(GIVEN INSTRUCTION) Scan each line of the records for the word "Configurações" and extract the ones that have it.

(SUPPLIED RECORDS)
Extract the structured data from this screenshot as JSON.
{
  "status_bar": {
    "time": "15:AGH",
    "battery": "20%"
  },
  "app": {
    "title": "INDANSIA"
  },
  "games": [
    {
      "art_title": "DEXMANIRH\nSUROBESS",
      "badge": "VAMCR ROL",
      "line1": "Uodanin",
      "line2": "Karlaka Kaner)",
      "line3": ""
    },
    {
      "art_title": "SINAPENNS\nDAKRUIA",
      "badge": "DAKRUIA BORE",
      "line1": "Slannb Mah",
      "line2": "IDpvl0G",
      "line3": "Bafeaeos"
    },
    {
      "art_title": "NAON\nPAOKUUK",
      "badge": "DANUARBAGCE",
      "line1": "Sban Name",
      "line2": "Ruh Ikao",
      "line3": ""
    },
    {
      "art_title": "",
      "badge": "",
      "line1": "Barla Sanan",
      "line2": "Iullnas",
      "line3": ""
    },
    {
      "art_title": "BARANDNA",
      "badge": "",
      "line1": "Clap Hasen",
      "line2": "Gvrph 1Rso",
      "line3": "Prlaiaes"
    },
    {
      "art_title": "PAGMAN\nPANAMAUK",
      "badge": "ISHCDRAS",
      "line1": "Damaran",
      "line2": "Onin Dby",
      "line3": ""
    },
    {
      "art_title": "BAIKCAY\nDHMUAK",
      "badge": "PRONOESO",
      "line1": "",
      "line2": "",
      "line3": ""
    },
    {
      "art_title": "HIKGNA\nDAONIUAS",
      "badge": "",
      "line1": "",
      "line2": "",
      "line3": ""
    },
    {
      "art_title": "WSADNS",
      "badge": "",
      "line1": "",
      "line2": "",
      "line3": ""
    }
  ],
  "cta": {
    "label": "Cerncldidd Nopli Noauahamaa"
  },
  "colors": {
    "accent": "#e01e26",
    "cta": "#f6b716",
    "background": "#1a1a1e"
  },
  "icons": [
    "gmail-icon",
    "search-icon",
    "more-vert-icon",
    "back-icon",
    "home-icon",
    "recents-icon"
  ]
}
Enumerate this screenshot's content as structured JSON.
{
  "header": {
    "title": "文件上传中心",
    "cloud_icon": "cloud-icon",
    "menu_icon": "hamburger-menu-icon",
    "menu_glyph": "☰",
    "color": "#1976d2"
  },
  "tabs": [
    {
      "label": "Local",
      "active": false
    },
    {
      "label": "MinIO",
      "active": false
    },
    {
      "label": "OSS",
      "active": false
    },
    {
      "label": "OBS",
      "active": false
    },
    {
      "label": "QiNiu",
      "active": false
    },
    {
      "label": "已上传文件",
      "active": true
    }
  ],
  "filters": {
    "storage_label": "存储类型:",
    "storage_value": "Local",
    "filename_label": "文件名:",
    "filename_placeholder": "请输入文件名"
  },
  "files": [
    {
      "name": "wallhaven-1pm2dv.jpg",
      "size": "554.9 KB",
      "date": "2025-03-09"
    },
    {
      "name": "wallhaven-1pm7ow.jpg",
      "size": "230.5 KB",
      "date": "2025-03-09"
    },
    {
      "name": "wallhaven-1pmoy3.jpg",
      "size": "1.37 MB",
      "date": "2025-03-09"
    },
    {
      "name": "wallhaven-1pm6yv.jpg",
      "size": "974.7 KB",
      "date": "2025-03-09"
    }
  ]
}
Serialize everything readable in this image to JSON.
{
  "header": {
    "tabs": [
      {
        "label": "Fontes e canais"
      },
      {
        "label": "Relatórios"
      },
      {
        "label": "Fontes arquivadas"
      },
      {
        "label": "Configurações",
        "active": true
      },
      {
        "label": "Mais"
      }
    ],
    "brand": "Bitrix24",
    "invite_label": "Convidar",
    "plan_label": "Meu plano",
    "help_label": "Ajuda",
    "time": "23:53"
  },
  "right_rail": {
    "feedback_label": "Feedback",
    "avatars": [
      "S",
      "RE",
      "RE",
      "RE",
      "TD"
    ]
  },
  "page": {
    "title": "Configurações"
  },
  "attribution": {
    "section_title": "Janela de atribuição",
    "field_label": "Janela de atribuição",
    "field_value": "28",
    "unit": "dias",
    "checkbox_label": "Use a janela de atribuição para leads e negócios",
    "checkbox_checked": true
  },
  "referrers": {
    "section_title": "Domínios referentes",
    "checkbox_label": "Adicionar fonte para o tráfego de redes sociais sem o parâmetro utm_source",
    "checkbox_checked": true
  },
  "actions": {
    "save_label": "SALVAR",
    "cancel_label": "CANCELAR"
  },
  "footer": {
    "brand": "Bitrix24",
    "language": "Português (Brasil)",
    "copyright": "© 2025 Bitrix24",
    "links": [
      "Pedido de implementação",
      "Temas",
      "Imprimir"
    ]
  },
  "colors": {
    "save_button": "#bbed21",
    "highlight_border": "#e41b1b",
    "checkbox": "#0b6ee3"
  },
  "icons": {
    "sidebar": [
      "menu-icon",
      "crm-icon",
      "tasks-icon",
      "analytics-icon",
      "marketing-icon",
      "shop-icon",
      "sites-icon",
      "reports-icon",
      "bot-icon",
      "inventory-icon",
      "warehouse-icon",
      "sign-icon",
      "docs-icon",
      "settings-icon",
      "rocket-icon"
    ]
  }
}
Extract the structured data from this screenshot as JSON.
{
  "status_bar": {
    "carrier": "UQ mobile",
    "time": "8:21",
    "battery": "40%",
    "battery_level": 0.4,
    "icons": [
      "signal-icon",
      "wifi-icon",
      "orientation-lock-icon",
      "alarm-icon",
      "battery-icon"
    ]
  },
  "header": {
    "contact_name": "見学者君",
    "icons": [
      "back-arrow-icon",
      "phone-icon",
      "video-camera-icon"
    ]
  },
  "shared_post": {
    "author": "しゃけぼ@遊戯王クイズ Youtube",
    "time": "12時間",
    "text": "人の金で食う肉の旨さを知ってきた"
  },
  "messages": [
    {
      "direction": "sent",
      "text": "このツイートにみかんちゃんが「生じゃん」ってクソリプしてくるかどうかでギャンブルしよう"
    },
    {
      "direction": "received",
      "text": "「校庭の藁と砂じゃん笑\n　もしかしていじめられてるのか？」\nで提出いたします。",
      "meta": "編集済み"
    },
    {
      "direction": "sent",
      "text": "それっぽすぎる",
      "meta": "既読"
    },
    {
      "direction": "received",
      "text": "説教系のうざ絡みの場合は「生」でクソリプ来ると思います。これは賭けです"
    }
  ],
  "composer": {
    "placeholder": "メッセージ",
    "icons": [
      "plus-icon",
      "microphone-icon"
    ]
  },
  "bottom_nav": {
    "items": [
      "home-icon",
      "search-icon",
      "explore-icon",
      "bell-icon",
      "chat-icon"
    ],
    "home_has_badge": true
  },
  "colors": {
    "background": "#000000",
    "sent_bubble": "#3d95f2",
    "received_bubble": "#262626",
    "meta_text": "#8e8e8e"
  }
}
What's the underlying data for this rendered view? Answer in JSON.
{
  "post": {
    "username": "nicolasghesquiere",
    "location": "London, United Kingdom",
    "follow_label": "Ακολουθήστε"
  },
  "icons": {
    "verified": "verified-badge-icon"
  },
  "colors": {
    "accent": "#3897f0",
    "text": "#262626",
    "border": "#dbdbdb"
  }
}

(WRITTEN ANSWER)
        "label": "Configurações",
    "title": "Configurações"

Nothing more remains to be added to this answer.